--- begin ---
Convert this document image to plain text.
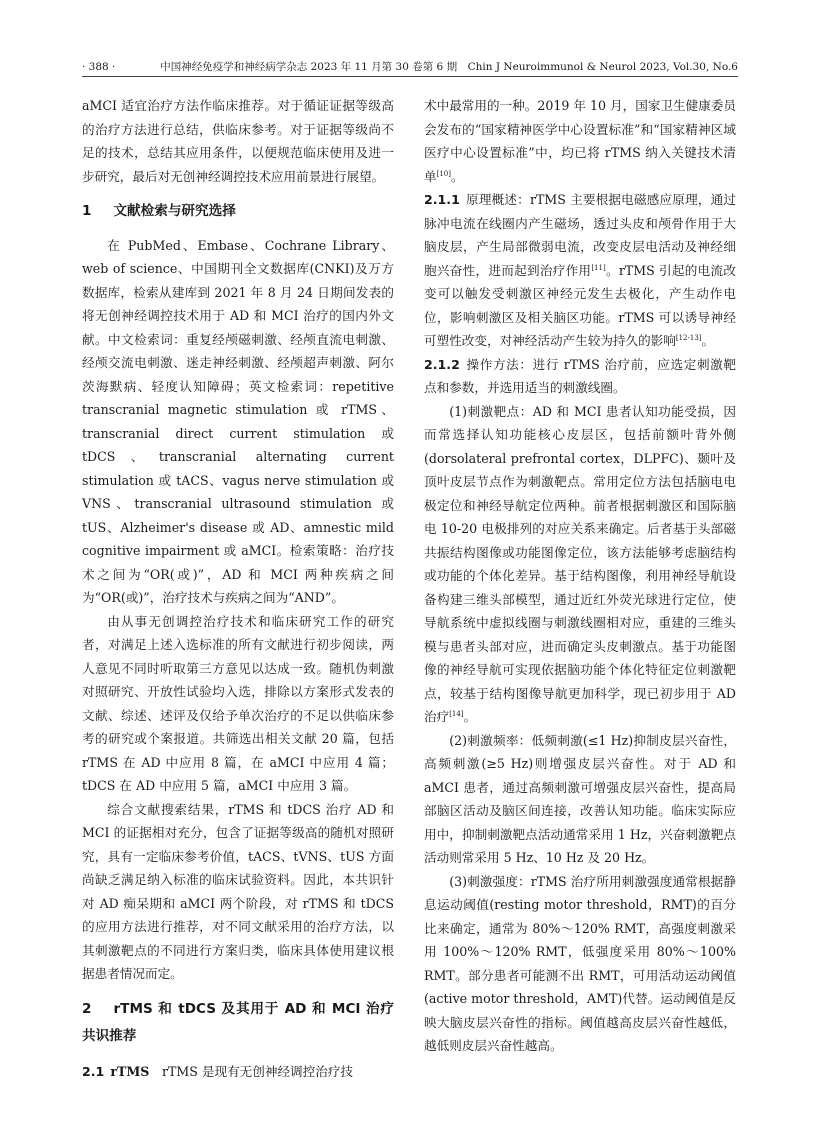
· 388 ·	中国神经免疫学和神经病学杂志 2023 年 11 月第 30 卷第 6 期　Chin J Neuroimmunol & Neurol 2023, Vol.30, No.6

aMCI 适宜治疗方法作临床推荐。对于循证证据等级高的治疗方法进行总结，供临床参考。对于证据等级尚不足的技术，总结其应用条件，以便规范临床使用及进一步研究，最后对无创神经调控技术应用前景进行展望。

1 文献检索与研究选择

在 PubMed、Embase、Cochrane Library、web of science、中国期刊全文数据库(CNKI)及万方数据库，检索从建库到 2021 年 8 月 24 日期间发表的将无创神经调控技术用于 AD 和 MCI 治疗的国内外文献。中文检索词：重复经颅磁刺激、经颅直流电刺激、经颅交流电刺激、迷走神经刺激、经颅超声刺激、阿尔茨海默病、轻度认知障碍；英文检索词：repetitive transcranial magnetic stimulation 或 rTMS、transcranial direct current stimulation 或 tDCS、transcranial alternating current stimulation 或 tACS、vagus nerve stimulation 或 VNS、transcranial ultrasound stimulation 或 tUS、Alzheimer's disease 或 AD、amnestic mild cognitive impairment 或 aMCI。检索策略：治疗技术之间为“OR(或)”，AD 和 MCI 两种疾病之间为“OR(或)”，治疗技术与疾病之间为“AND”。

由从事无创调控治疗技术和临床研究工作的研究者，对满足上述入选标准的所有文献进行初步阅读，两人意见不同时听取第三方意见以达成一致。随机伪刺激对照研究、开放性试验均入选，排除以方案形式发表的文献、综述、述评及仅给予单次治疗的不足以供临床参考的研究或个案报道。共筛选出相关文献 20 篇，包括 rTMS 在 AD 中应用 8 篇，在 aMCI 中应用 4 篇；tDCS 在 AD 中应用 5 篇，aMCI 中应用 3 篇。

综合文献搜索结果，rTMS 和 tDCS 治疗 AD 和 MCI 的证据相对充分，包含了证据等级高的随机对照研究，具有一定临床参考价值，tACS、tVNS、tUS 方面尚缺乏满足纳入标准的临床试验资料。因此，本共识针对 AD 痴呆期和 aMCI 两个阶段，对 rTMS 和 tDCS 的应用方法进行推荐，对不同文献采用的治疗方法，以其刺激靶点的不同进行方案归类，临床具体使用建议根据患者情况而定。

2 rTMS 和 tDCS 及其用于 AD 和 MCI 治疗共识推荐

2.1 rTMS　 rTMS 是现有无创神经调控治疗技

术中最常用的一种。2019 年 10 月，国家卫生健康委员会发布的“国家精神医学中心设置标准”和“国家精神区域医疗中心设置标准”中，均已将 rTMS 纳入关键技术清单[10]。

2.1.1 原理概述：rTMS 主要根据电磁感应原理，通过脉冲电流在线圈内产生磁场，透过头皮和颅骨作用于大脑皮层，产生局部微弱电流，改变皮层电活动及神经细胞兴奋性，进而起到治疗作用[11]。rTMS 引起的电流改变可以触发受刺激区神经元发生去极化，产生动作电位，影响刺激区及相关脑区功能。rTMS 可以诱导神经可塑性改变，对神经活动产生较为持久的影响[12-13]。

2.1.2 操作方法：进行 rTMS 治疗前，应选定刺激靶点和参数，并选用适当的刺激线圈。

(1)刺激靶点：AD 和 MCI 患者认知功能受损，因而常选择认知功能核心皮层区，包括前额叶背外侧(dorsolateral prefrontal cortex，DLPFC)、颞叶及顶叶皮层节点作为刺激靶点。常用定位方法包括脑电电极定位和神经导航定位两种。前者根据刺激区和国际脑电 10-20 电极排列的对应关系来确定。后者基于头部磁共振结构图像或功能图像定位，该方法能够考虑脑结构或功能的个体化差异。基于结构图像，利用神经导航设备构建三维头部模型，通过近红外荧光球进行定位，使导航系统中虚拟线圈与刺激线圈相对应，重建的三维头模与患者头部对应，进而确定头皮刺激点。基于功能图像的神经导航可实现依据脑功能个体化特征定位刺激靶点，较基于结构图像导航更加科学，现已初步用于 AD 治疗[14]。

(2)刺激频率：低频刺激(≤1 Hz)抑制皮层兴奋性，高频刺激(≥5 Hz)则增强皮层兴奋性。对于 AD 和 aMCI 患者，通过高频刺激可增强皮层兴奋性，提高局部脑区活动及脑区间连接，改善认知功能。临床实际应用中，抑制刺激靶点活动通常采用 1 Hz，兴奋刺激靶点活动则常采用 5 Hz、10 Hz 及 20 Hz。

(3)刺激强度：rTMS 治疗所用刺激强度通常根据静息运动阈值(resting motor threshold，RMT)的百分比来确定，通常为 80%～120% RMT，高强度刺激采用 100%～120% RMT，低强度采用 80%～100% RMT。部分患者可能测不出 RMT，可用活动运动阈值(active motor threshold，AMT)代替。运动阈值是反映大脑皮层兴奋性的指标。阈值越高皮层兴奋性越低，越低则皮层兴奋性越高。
--- end ---
_Task details_: Pictures are excluded; copy every other part of the records exactly.

_Task solution_:
Convert this document image to plain text.
· 388 ·	中国神经免疫学和神经病学杂志 2023 年 11 月第 30 卷第 6 期　Chin J Neuroimmunol & Neurol 2023, Vol.30, No.6

aMCI 适宜治疗方法作临床推荐。对于循证证据等级高的治疗方法进行总结，供临床参考。对于证据等级尚不足的技术，总结其应用条件，以便规范临床使用及进一步研究，最后对无创神经调控技术应用前景进行展望。

1 文献检索与研究选择

在 PubMed、Embase、Cochrane Library、web of science、中国期刊全文数据库(CNKI)及万方数据库，检索从建库到 2021 年 8 月 24 日期间发表的将无创神经调控技术用于 AD 和 MCI 治疗的国内外文献。中文检索词：重复经颅磁刺激、经颅直流电刺激、经颅交流电刺激、迷走神经刺激、经颅超声刺激、阿尔茨海默病、轻度认知障碍；英文检索词：repetitive transcranial magnetic stimulation 或 rTMS、transcranial direct current stimulation 或 tDCS、transcranial alternating current stimulation 或 tACS、vagus nerve stimulation 或 VNS、transcranial ultrasound stimulation 或 tUS、Alzheimer's disease 或 AD、amnestic mild cognitive impairment 或 aMCI。检索策略：治疗技术之间为“OR(或)”，AD 和 MCI 两种疾病之间为“OR(或)”，治疗技术与疾病之间为“AND”。

由从事无创调控治疗技术和临床研究工作的研究者，对满足上述入选标准的所有文献进行初步阅读，两人意见不同时听取第三方意见以达成一致。随机伪刺激对照研究、开放性试验均入选，排除以方案形式发表的文献、综述、述评及仅给予单次治疗的不足以供临床参考的研究或个案报道。共筛选出相关文献 20 篇，包括 rTMS 在 AD 中应用 8 篇，在 aMCI 中应用 4 篇；tDCS 在 AD 中应用 5 篇，aMCI 中应用 3 篇。

综合文献搜索结果，rTMS 和 tDCS 治疗 AD 和 MCI 的证据相对充分，包含了证据等级高的随机对照研究，具有一定临床参考价值，tACS、tVNS、tUS 方面尚缺乏满足纳入标准的临床试验资料。因此，本共识针对 AD 痴呆期和 aMCI 两个阶段，对 rTMS 和 tDCS 的应用方法进行推荐，对不同文献采用的治疗方法，以其刺激靶点的不同进行方案归类，临床具体使用建议根据患者情况而定。

2 rTMS 和 tDCS 及其用于 AD 和 MCI 治疗共识推荐

2.1 rTMS　 rTMS 是现有无创神经调控治疗技

术中最常用的一种。2019 年 10 月，国家卫生健康委员会发布的“国家精神医学中心设置标准”和“国家精神区域医疗中心设置标准”中，均已将 rTMS 纳入关键技术清单[10]。

2.1.1 原理概述：rTMS 主要根据电磁感应原理，通过脉冲电流在线圈内产生磁场，透过头皮和颅骨作用于大脑皮层，产生局部微弱电流，改变皮层电活动及神经细胞兴奋性，进而起到治疗作用[11]。rTMS 引起的电流改变可以触发受刺激区神经元发生去极化，产生动作电位，影响刺激区及相关脑区功能。rTMS 可以诱导神经可塑性改变，对神经活动产生较为持久的影响[12-13]。

2.1.2 操作方法：进行 rTMS 治疗前，应选定刺激靶点和参数，并选用适当的刺激线圈。

(1)刺激靶点：AD 和 MCI 患者认知功能受损，因而常选择认知功能核心皮层区，包括前额叶背外侧(dorsolateral prefrontal cortex，DLPFC)、颞叶及顶叶皮层节点作为刺激靶点。常用定位方法包括脑电电极定位和神经导航定位两种。前者根据刺激区和国际脑电 10-20 电极排列的对应关系来确定。后者基于头部磁共振结构图像或功能图像定位，该方法能够考虑脑结构或功能的个体化差异。基于结构图像，利用神经导航设备构建三维头部模型，通过近红外荧光球进行定位，使导航系统中虚拟线圈与刺激线圈相对应，重建的三维头模与患者头部对应，进而确定头皮刺激点。基于功能图像的神经导航可实现依据脑功能个体化特征定位刺激靶点，较基于结构图像导航更加科学，现已初步用于 AD 治疗[14]。

(2)刺激频率：低频刺激(≤1 Hz)抑制皮层兴奋性，高频刺激(≥5 Hz)则增强皮层兴奋性。对于 AD 和 aMCI 患者，通过高频刺激可增强皮层兴奋性，提高局部脑区活动及脑区间连接，改善认知功能。临床实际应用中，抑制刺激靶点活动通常采用 1 Hz，兴奋刺激靶点活动则常采用 5 Hz、10 Hz 及 20 Hz。

(3)刺激强度：rTMS 治疗所用刺激强度通常根据静息运动阈值(resting motor threshold，RMT)的百分比来确定，通常为 80%～120% RMT，高强度刺激采用 100%～120% RMT，低强度采用 80%～100% RMT。部分患者可能测不出 RMT，可用活动运动阈值(active motor threshold，AMT)代替。运动阈值是反映大脑皮层兴奋性的指标。阈值越高皮层兴奋性越低，越低则皮层兴奋性越高。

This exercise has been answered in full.